Saved entries
---*---
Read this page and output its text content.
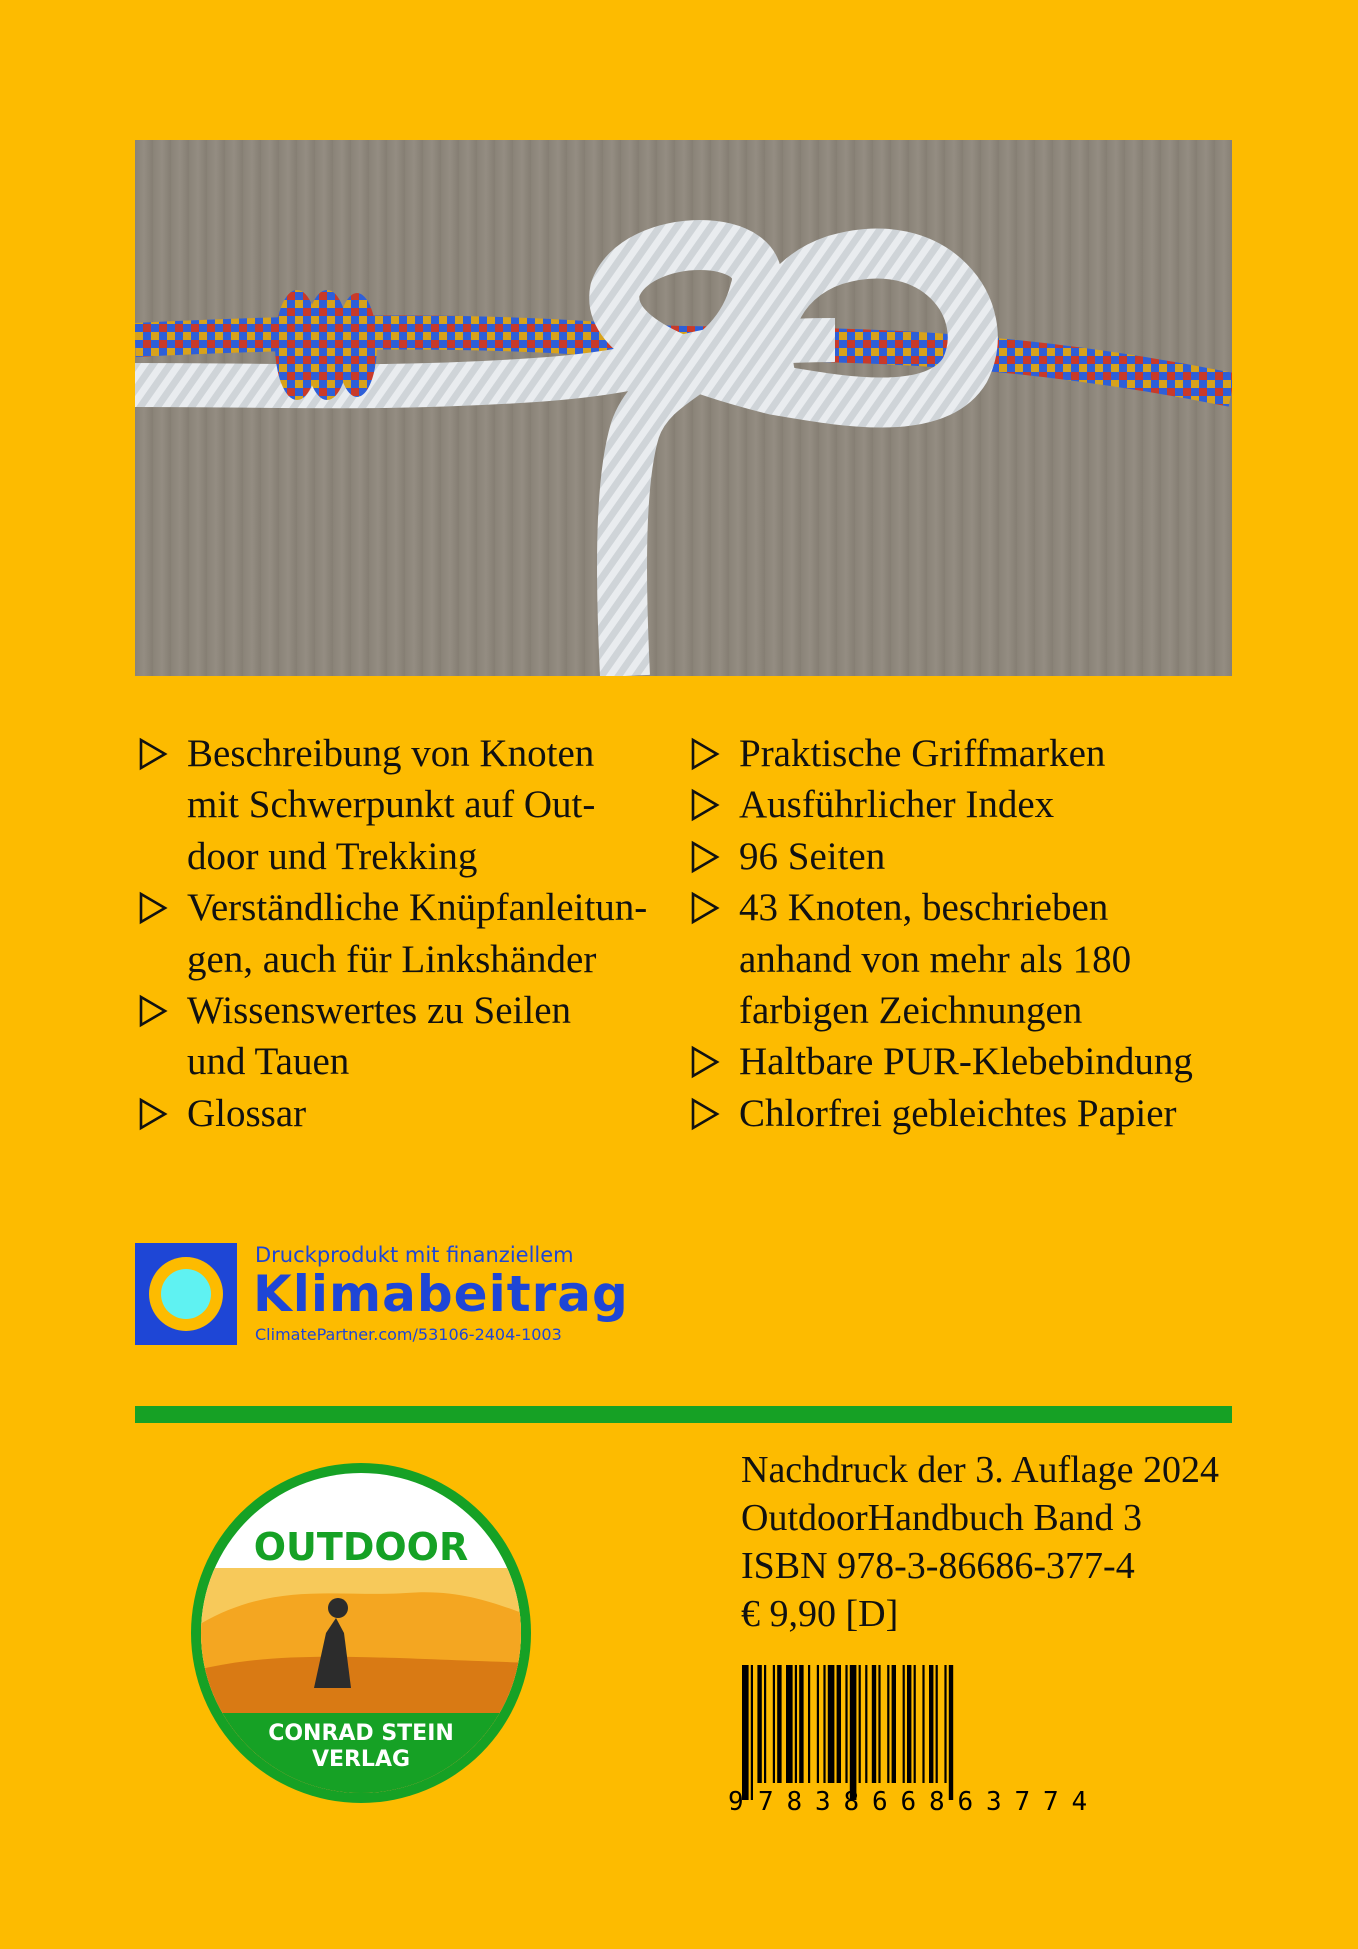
Beschreibung von Knoten
mit Schwerpunkt auf Out-
door und Trekking
Verständliche Knüpfanleitun-
gen, auch für Linkshänder
Wissenswertes zu Seilen
und Tauen
Glossar
Praktische Griffmarken
Ausführlicher Index
96 Seiten
43 Knoten, beschrieben
anhand von mehr als 180
farbigen Zeichnungen
Haltbare PUR-Klebebindung
Chlorfrei gebleichtes Papier
Druckprodukt mit finanziellem
Klimabeitrag
ClimatePartner.com/53106-2404-1003
OUTDOOR
CONRAD STEIN
VERLAG
Nachdruck der 3. Auflage 2024
OutdoorHandbuch Band 3
ISBN 978-3-86686-377-4
€ 9,90 [D]
9 7 8 3 8 6 6 8 6 3 7 7 4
---*---
— Required task —
Find all the lines containing "Knoten" in the material, then copy them.

— The answer —
Beschreibung von Knoten
43 Knoten, beschrieben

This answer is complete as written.